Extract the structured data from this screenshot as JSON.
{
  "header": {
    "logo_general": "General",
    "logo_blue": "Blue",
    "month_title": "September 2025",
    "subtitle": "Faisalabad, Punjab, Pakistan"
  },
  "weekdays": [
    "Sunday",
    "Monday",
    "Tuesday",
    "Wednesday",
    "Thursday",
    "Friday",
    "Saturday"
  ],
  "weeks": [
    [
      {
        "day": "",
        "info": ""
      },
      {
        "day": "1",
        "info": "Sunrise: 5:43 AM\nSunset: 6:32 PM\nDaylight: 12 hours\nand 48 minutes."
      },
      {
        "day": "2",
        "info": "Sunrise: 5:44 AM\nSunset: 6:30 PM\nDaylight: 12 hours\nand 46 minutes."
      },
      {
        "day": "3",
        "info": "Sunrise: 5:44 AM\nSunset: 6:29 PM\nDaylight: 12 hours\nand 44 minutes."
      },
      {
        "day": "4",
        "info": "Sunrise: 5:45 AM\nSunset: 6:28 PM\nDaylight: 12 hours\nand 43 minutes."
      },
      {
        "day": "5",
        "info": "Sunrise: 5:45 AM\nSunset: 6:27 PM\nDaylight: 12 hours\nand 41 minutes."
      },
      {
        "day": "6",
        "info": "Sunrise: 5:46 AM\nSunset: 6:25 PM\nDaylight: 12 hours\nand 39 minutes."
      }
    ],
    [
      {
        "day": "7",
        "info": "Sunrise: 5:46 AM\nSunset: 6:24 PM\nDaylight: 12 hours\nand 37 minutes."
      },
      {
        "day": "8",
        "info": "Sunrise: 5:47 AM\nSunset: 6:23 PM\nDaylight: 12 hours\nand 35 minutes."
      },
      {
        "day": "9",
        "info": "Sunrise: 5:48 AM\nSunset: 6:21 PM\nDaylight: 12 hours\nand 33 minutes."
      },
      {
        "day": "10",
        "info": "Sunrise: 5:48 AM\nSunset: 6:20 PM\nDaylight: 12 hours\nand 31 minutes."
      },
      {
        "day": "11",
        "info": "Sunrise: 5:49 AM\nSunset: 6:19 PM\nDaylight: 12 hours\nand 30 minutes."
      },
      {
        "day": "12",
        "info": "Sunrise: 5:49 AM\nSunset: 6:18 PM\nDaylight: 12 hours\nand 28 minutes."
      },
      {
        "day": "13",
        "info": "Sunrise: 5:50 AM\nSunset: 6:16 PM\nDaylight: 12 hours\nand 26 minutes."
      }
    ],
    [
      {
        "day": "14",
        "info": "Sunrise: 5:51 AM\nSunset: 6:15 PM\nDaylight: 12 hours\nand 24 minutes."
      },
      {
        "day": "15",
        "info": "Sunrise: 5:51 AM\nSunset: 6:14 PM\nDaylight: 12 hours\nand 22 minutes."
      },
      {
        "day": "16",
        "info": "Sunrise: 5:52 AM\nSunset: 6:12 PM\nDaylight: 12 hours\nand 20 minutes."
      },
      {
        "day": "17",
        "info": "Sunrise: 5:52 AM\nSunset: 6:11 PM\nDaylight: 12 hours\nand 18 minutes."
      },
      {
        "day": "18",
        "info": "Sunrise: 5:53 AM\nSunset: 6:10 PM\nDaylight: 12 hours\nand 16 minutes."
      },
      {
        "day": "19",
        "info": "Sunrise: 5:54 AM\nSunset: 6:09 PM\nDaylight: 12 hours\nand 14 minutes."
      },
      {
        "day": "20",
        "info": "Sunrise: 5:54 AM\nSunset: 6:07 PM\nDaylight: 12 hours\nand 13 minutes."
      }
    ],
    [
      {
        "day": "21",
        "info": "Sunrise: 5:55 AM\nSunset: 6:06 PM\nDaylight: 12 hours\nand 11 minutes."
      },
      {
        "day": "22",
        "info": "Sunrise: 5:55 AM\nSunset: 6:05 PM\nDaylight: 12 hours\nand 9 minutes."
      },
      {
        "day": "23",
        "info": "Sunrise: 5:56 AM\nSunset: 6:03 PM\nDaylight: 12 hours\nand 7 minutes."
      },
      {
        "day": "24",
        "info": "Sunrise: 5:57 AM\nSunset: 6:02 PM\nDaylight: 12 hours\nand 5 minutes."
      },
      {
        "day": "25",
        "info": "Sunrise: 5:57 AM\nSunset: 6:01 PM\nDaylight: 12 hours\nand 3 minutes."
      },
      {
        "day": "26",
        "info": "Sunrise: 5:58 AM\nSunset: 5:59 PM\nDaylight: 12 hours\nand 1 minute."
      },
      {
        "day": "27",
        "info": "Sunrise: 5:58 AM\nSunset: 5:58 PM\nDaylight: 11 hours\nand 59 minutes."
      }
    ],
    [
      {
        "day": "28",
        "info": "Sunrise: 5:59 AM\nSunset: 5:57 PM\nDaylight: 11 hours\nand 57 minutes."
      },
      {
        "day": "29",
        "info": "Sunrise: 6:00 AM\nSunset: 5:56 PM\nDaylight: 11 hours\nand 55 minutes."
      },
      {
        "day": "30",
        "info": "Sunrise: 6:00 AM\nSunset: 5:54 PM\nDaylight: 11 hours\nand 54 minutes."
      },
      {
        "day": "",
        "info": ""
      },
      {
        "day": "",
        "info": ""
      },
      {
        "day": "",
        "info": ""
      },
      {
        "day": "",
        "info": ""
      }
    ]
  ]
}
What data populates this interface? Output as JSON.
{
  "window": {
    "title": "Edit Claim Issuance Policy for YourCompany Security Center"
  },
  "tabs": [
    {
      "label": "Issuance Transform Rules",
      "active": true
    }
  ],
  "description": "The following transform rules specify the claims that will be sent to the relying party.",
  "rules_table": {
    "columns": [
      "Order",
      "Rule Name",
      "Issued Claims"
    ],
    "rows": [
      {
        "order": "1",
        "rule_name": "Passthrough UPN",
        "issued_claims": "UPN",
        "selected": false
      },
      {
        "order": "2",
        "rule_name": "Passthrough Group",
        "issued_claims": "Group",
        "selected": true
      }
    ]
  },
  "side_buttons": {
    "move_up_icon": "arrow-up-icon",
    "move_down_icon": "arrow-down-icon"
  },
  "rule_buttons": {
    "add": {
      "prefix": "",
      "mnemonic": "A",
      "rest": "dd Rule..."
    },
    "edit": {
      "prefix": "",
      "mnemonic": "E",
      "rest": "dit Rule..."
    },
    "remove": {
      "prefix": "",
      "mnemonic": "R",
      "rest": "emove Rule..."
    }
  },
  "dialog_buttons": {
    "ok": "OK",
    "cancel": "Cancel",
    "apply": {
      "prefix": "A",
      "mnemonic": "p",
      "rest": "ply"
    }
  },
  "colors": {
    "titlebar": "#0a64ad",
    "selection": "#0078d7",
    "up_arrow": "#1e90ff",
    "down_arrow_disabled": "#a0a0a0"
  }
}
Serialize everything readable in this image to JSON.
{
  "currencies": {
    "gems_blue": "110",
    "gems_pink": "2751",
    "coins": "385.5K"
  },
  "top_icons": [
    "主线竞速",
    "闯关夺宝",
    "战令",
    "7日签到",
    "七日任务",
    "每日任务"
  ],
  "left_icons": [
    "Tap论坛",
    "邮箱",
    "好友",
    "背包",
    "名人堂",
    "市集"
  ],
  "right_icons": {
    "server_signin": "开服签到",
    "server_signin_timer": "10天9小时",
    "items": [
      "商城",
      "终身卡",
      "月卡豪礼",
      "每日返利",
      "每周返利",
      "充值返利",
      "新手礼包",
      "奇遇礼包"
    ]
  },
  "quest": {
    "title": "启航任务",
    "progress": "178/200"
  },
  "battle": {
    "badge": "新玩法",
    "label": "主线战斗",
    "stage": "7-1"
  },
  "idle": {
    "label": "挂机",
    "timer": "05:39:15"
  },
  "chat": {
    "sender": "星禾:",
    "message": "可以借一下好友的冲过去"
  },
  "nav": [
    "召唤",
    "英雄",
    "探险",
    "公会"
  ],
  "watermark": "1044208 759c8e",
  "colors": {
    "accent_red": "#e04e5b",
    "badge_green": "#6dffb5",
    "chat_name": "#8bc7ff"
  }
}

○ ○ ○ ○ ○ ○ ○

**The problem**
Across all the entries, count the lines that contain the word "data" and give the number by itself.

**Task result**
2